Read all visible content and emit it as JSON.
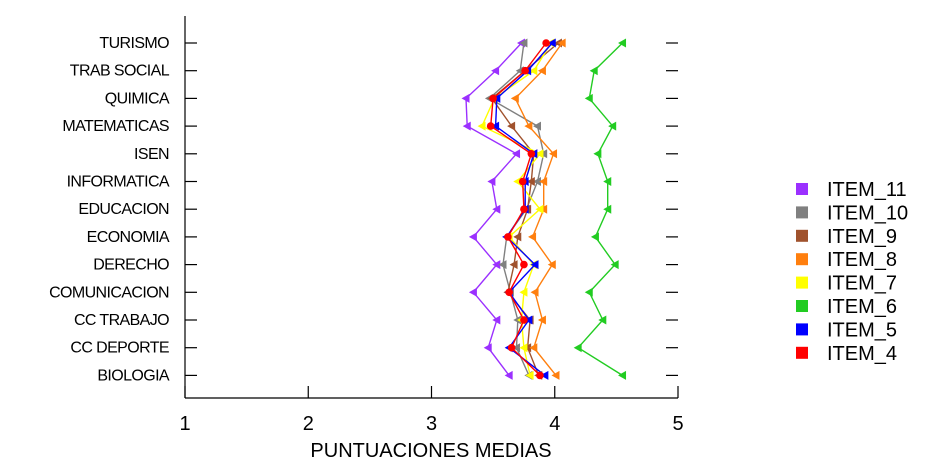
{
  "chart_data": {
    "type": "line",
    "orientation": "horizontal",
    "xlabel": "PUNTUACIONES MEDIAS",
    "ylabel": "",
    "xlim": [
      1,
      5
    ],
    "xticks": [
      "1",
      "2",
      "3",
      "4",
      "5"
    ],
    "categories": [
      "TURISMO",
      "TRAB SOCIAL",
      "QUIMICA",
      "MATEMATICAS",
      "ISEN",
      "INFORMATICA",
      "EDUCACION",
      "ECONOMIA",
      "DERECHO",
      "COMUNICACION",
      "CC TRABAJO",
      "CC DEPORTE",
      "BIOLOGIA"
    ],
    "legend_position": "right",
    "grid": false,
    "series": [
      {
        "name": "ITEM_11",
        "color": "#9b30ff",
        "values": [
          3.73,
          3.52,
          3.28,
          3.29,
          3.69,
          3.49,
          3.53,
          3.34,
          3.53,
          3.34,
          3.53,
          3.46,
          3.63
        ]
      },
      {
        "name": "ITEM_10",
        "color": "#808080",
        "values": [
          3.75,
          3.72,
          3.47,
          3.86,
          3.91,
          3.86,
          3.77,
          3.61,
          3.58,
          3.64,
          3.7,
          3.69,
          3.79
        ]
      },
      {
        "name": "ITEM_9",
        "color": "#a0522d",
        "values": [
          4.03,
          3.76,
          3.49,
          3.65,
          3.83,
          3.81,
          3.78,
          3.7,
          3.67,
          3.62,
          3.8,
          3.78,
          3.87
        ]
      },
      {
        "name": "ITEM_8",
        "color": "#ff7f0e",
        "values": [
          4.06,
          3.9,
          3.68,
          3.79,
          3.99,
          3.91,
          3.91,
          3.82,
          3.98,
          3.84,
          3.9,
          3.83,
          4.01
        ]
      },
      {
        "name": "ITEM_7",
        "color": "#ffff00",
        "values": [
          3.97,
          3.83,
          3.51,
          3.41,
          3.88,
          3.7,
          3.88,
          3.63,
          3.83,
          3.75,
          3.73,
          3.75,
          3.8
        ]
      },
      {
        "name": "ITEM_6",
        "color": "#22cc22",
        "values": [
          4.55,
          4.32,
          4.28,
          4.47,
          4.35,
          4.43,
          4.43,
          4.33,
          4.49,
          4.28,
          4.39,
          4.19,
          4.55
        ]
      },
      {
        "name": "ITEM_5",
        "color": "#0000ff",
        "values": [
          3.98,
          3.78,
          3.53,
          3.52,
          3.83,
          3.76,
          3.76,
          3.61,
          3.84,
          3.63,
          3.79,
          3.63,
          3.92
        ]
      },
      {
        "name": "ITEM_4",
        "color": "#ff0000",
        "values": [
          3.93,
          3.76,
          3.5,
          3.48,
          3.81,
          3.74,
          3.75,
          3.62,
          3.75,
          3.63,
          3.75,
          3.65,
          3.88
        ]
      }
    ]
  }
}
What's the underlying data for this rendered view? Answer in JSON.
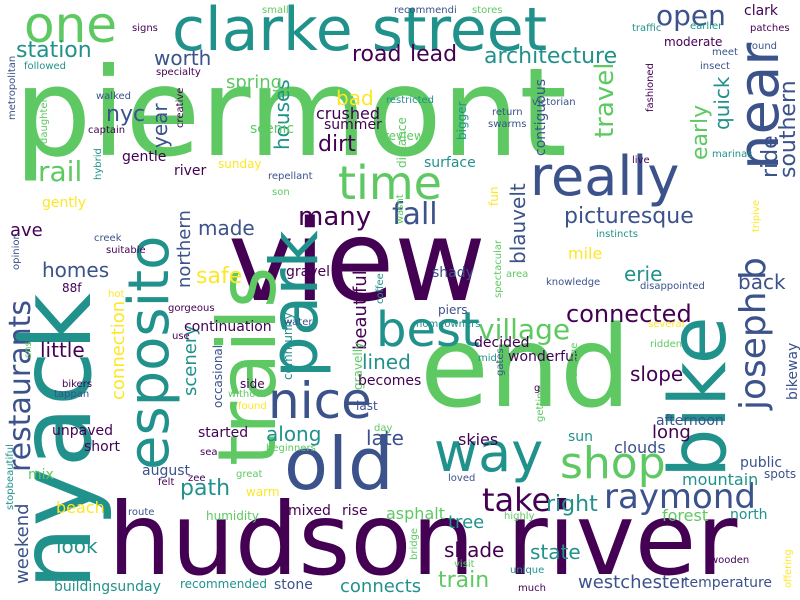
{
  "palette": [
    "#440154",
    "#3b528b",
    "#21918c",
    "#5ec962",
    "#fde725"
  ],
  "words": [
    {
      "text": "piermont",
      "color": "#5ec962"
    },
    {
      "text": "hudson river",
      "color": "#440154"
    },
    {
      "text": "view",
      "color": "#440154"
    },
    {
      "text": "end",
      "color": "#5ec962"
    },
    {
      "text": "nyack",
      "color": "#21918c"
    },
    {
      "text": "clarke street",
      "color": "#21918c"
    },
    {
      "text": "trails",
      "color": "#5ec962"
    },
    {
      "text": "bike",
      "color": "#21918c"
    },
    {
      "text": "old",
      "color": "#3b528b"
    },
    {
      "text": "really",
      "color": "#3b528b"
    },
    {
      "text": "park",
      "color": "#21918c"
    },
    {
      "text": "esposito",
      "color": "#21918c"
    },
    {
      "text": "one",
      "color": "#5ec962"
    },
    {
      "text": "near",
      "color": "#3b528b"
    },
    {
      "text": "way",
      "color": "#21918c"
    },
    {
      "text": "nice",
      "color": "#3b528b"
    },
    {
      "text": "best",
      "color": "#21918c"
    },
    {
      "text": "time",
      "color": "#5ec962"
    },
    {
      "text": "shop",
      "color": "#5ec962"
    },
    {
      "text": "joseph b",
      "color": "#3b528b"
    },
    {
      "text": "raymond",
      "color": "#3b528b"
    },
    {
      "text": "restaurants",
      "color": "#3b528b"
    },
    {
      "text": "village",
      "color": "#5ec962"
    },
    {
      "text": "open",
      "color": "#3b528b"
    },
    {
      "text": "many",
      "color": "#440154"
    },
    {
      "text": "fall",
      "color": "#3b528b"
    },
    {
      "text": "take",
      "color": "#440154"
    },
    {
      "text": "connected",
      "color": "#440154"
    },
    {
      "text": "architecture",
      "color": "#21918c"
    },
    {
      "text": "road",
      "color": "#440154"
    },
    {
      "text": "lead",
      "color": "#440154"
    },
    {
      "text": "station",
      "color": "#21918c"
    },
    {
      "text": "worth",
      "color": "#3b528b"
    },
    {
      "text": "rail",
      "color": "#5ec962"
    },
    {
      "text": "travel",
      "color": "#5ec962"
    },
    {
      "text": "southern",
      "color": "#3b528b"
    },
    {
      "text": "ride",
      "color": "#3b528b"
    },
    {
      "text": "early",
      "color": "#5ec962"
    },
    {
      "text": "quick",
      "color": "#21918c"
    },
    {
      "text": "picturesque",
      "color": "#3b528b"
    },
    {
      "text": "blauvelt",
      "color": "#3b528b"
    },
    {
      "text": "nyc",
      "color": "#3b528b"
    },
    {
      "text": "year",
      "color": "#3b528b"
    },
    {
      "text": "houses",
      "color": "#21918c"
    },
    {
      "text": "spring",
      "color": "#5ec962"
    },
    {
      "text": "bad",
      "color": "#fde725"
    },
    {
      "text": "dirt",
      "color": "#440154"
    },
    {
      "text": "crushed",
      "color": "#440154"
    },
    {
      "text": "summer",
      "color": "#440154"
    },
    {
      "text": "made",
      "color": "#3b528b"
    },
    {
      "text": "northern",
      "color": "#3b528b"
    },
    {
      "text": "safe",
      "color": "#fde725"
    },
    {
      "text": "homes",
      "color": "#3b528b"
    },
    {
      "text": "ave",
      "color": "#440154"
    },
    {
      "text": "little",
      "color": "#440154"
    },
    {
      "text": "beautiful",
      "color": "#440154"
    },
    {
      "text": "lined",
      "color": "#21918c"
    },
    {
      "text": "path",
      "color": "#21918c"
    },
    {
      "text": "scenery",
      "color": "#21918c"
    },
    {
      "text": "connection",
      "color": "#fde725"
    },
    {
      "text": "along",
      "color": "#21918c"
    },
    {
      "text": "late",
      "color": "#3b528b"
    },
    {
      "text": "slope",
      "color": "#440154"
    },
    {
      "text": "back",
      "color": "#3b528b"
    },
    {
      "text": "erie",
      "color": "#21918c"
    },
    {
      "text": "mile",
      "color": "#fde725"
    },
    {
      "text": "long",
      "color": "#440154"
    },
    {
      "text": "right",
      "color": "#21918c"
    },
    {
      "text": "tree",
      "color": "#21918c"
    },
    {
      "text": "shade",
      "color": "#440154"
    },
    {
      "text": "state",
      "color": "#21918c"
    },
    {
      "text": "train",
      "color": "#5ec962"
    },
    {
      "text": "westchester",
      "color": "#3b528b"
    },
    {
      "text": "mountain",
      "color": "#21918c"
    },
    {
      "text": "look",
      "color": "#21918c"
    },
    {
      "text": "weekend",
      "color": "#3b528b"
    },
    {
      "text": "beach",
      "color": "#fde725"
    },
    {
      "text": "connects",
      "color": "#21918c"
    },
    {
      "text": "mixed",
      "color": "#440154"
    },
    {
      "text": "rise",
      "color": "#440154"
    },
    {
      "text": "asphalt",
      "color": "#5ec962"
    },
    {
      "text": "forest",
      "color": "#5ec962"
    },
    {
      "text": "north",
      "color": "#21918c"
    },
    {
      "text": "temperature",
      "color": "#3b528b"
    },
    {
      "text": "buildingsunday",
      "color": "#21918c"
    },
    {
      "text": "recommended",
      "color": "#21918c"
    },
    {
      "text": "stone",
      "color": "#3b528b"
    },
    {
      "text": "continuation",
      "color": "#440154"
    },
    {
      "text": "community",
      "color": "#21918c"
    },
    {
      "text": "gravel",
      "color": "#440154"
    },
    {
      "text": "gravelly",
      "color": "#5ec962"
    },
    {
      "text": "shady",
      "color": "#3b528b"
    },
    {
      "text": "piers",
      "color": "#3b528b"
    },
    {
      "text": "decided",
      "color": "#440154"
    },
    {
      "text": "wonderful",
      "color": "#440154"
    },
    {
      "text": "skies",
      "color": "#440154"
    },
    {
      "text": "sun",
      "color": "#21918c"
    },
    {
      "text": "clouds",
      "color": "#3b528b"
    },
    {
      "text": "afternoon",
      "color": "#3b528b"
    },
    {
      "text": "bikeway",
      "color": "#3b528b"
    },
    {
      "text": "public",
      "color": "#3b528b"
    },
    {
      "text": "spots",
      "color": "#3b528b"
    },
    {
      "text": "started",
      "color": "#440154"
    },
    {
      "text": "side",
      "color": "#440154"
    },
    {
      "text": "occasional",
      "color": "#3b528b"
    },
    {
      "text": "becomes",
      "color": "#440154"
    },
    {
      "text": "last",
      "color": "#3b528b"
    },
    {
      "text": "unpaved",
      "color": "#440154"
    },
    {
      "text": "short",
      "color": "#440154"
    },
    {
      "text": "august",
      "color": "#3b528b"
    },
    {
      "text": "mix",
      "color": "#5ec962"
    },
    {
      "text": "gentle",
      "color": "#440154"
    },
    {
      "text": "gently",
      "color": "#fde725"
    },
    {
      "text": "river",
      "color": "#440154"
    },
    {
      "text": "scenic",
      "color": "#5ec962"
    },
    {
      "text": "sunday",
      "color": "#fde725"
    },
    {
      "text": "surface",
      "color": "#21918c"
    },
    {
      "text": "distance",
      "color": "#5ec962"
    },
    {
      "text": "bigger",
      "color": "#21918c"
    },
    {
      "text": "contiguous",
      "color": "#3b528b"
    },
    {
      "text": "moderate",
      "color": "#440154"
    },
    {
      "text": "clark",
      "color": "#440154"
    },
    {
      "text": "review",
      "color": "#5ec962"
    },
    {
      "text": "fun",
      "color": "#fde725"
    },
    {
      "text": "humidity",
      "color": "#5ec962"
    },
    {
      "text": "warm",
      "color": "#fde725"
    },
    {
      "text": "88f",
      "color": "#440154"
    },
    {
      "text": "bikers",
      "color": "#440154"
    },
    {
      "text": "tappan",
      "color": "#3b528b"
    },
    {
      "text": "gorgeous",
      "color": "#440154"
    },
    {
      "text": "water",
      "color": "#3b528b"
    },
    {
      "text": "creek",
      "color": "#3b528b"
    },
    {
      "text": "suitable",
      "color": "#440154"
    },
    {
      "text": "repellant",
      "color": "#3b528b"
    },
    {
      "text": "son",
      "color": "#5ec962"
    },
    {
      "text": "coffee",
      "color": "#21918c"
    },
    {
      "text": "homeowners",
      "color": "#21918c"
    },
    {
      "text": "knowledge",
      "color": "#3b528b"
    },
    {
      "text": "disappointed",
      "color": "#3b528b"
    },
    {
      "text": "instincts",
      "color": "#21918c"
    },
    {
      "text": "area",
      "color": "#5ec962"
    },
    {
      "text": "spectacular",
      "color": "#5ec962"
    },
    {
      "text": "several",
      "color": "#fde725"
    },
    {
      "text": "ridden",
      "color": "#5ec962"
    },
    {
      "text": "mid",
      "color": "#21918c"
    },
    {
      "text": "gates",
      "color": "#3b528b"
    },
    {
      "text": "advantage",
      "color": "#5ec962"
    },
    {
      "text": "getting",
      "color": "#5ec962"
    },
    {
      "text": "loved",
      "color": "#3b528b"
    },
    {
      "text": "highly",
      "color": "#5ec962"
    },
    {
      "text": "unique",
      "color": "#21918c"
    },
    {
      "text": "visit",
      "color": "#5ec962"
    },
    {
      "text": "bridge",
      "color": "#5ec962"
    },
    {
      "text": "much",
      "color": "#440154"
    },
    {
      "text": "wooden",
      "color": "#440154"
    },
    {
      "text": "offering",
      "color": "#fde725"
    },
    {
      "text": "route",
      "color": "#3b528b"
    },
    {
      "text": "beginners",
      "color": "#5ec962"
    },
    {
      "text": "great",
      "color": "#5ec962"
    },
    {
      "text": "felt",
      "color": "#440154"
    },
    {
      "text": "zee",
      "color": "#440154"
    },
    {
      "text": "day",
      "color": "#5ec962"
    },
    {
      "text": "found",
      "color": "#fde725"
    },
    {
      "text": "without",
      "color": "#5ec962"
    },
    {
      "text": "sea",
      "color": "#440154"
    },
    {
      "text": "hot",
      "color": "#fde725"
    },
    {
      "text": "use",
      "color": "#440154"
    },
    {
      "text": "opinion",
      "color": "#3b528b"
    },
    {
      "text": "stopbeautiful",
      "color": "#21918c"
    },
    {
      "text": "metropolitan",
      "color": "#3b528b"
    },
    {
      "text": "daughter",
      "color": "#5ec962"
    },
    {
      "text": "followed",
      "color": "#21918c"
    },
    {
      "text": "walked",
      "color": "#3b528b"
    },
    {
      "text": "captain",
      "color": "#440154"
    },
    {
      "text": "creative",
      "color": "#440154"
    },
    {
      "text": "specialty",
      "color": "#440154"
    },
    {
      "text": "hybrid",
      "color": "#21918c"
    },
    {
      "text": "stores",
      "color": "#5ec962"
    },
    {
      "text": "signs",
      "color": "#440154"
    },
    {
      "text": "small",
      "color": "#5ec962"
    },
    {
      "text": "recommendi",
      "color": "#3b528b"
    },
    {
      "text": "traffic",
      "color": "#21918c"
    },
    {
      "text": "earlier",
      "color": "#21918c"
    },
    {
      "text": "patches",
      "color": "#440154"
    },
    {
      "text": "round",
      "color": "#3b528b"
    },
    {
      "text": "meet",
      "color": "#3b528b"
    },
    {
      "text": "insect",
      "color": "#3b528b"
    },
    {
      "text": "fashioned",
      "color": "#440154"
    },
    {
      "text": "restricted",
      "color": "#21918c"
    },
    {
      "text": "return",
      "color": "#3b528b"
    },
    {
      "text": "swarms",
      "color": "#3b528b"
    },
    {
      "text": "victorian",
      "color": "#3b528b"
    },
    {
      "text": "live",
      "color": "#440154"
    },
    {
      "text": "marinas",
      "color": "#21918c"
    },
    {
      "text": "tripive",
      "color": "#fde725"
    },
    {
      "text": "wasnt",
      "color": "#5ec962"
    },
    {
      "text": "sns",
      "color": "#5ec962"
    },
    {
      "text": "g",
      "color": "#440154"
    }
  ]
}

····················

In the entries above, find lines with "JSON" and copy each.

Problem solution →
Read all visible content and emit it as JSON.
What's the underlying data for this rendered view? Answer in JSON.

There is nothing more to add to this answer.